··· Extracted entries

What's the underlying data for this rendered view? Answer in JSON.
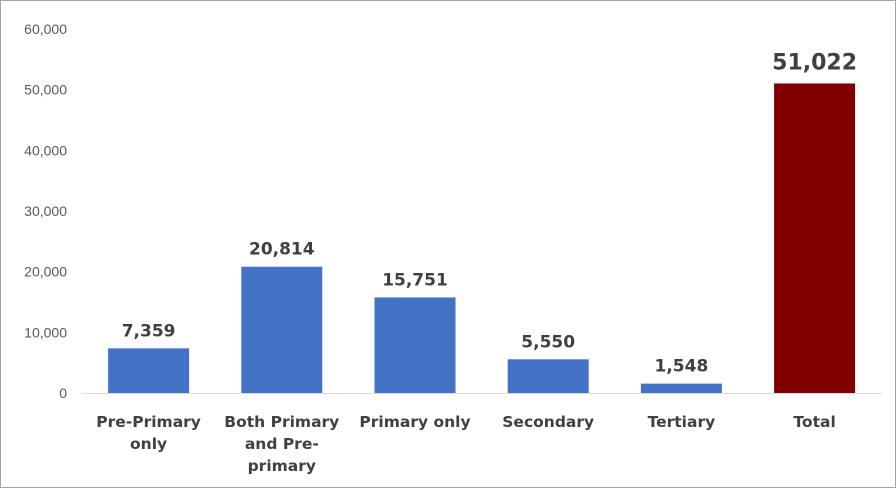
{
  "chart_data": {
    "type": "bar",
    "title": "",
    "xlabel": "",
    "ylabel": "",
    "ylim": [
      0,
      60000
    ],
    "y_ticks": [
      "0",
      "10,000",
      "20,000",
      "30,000",
      "40,000",
      "50,000",
      "60,000"
    ],
    "grid": false,
    "legend": "none",
    "categories": [
      [
        "Pre-Primary",
        "only"
      ],
      [
        "Both Primary",
        "and Pre-",
        "primary"
      ],
      [
        "Primary only"
      ],
      [
        "Secondary"
      ],
      [
        "Tertiary"
      ],
      [
        "Total"
      ]
    ],
    "values": [
      7359,
      20814,
      15751,
      5550,
      1548,
      51022
    ],
    "data_labels": [
      "7,359",
      "20,814",
      "15,751",
      "5,550",
      "1,548",
      "51,022"
    ],
    "colors": [
      "#4472c4",
      "#4472c4",
      "#4472c4",
      "#4472c4",
      "#4472c4",
      "#800000"
    ]
  }
}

······

Repeat the listing verbatim. Skip the pictures.

What's the underlying data for this rendered view? Answer in JSON.
{
  "chart_data": {
    "type": "bar",
    "title": "",
    "xlabel": "",
    "ylabel": "",
    "ylim": [
      0,
      60000
    ],
    "y_ticks": [
      "0",
      "10,000",
      "20,000",
      "30,000",
      "40,000",
      "50,000",
      "60,000"
    ],
    "grid": false,
    "legend": "none",
    "categories": [
      [
        "Pre-Primary",
        "only"
      ],
      [
        "Both Primary",
        "and Pre-",
        "primary"
      ],
      [
        "Primary only"
      ],
      [
        "Secondary"
      ],
      [
        "Tertiary"
      ],
      [
        "Total"
      ]
    ],
    "values": [
      7359,
      20814,
      15751,
      5550,
      1548,
      51022
    ],
    "data_labels": [
      "7,359",
      "20,814",
      "15,751",
      "5,550",
      "1,548",
      "51,022"
    ],
    "colors": [
      "#4472c4",
      "#4472c4",
      "#4472c4",
      "#4472c4",
      "#4472c4",
      "#800000"
    ]
  }
}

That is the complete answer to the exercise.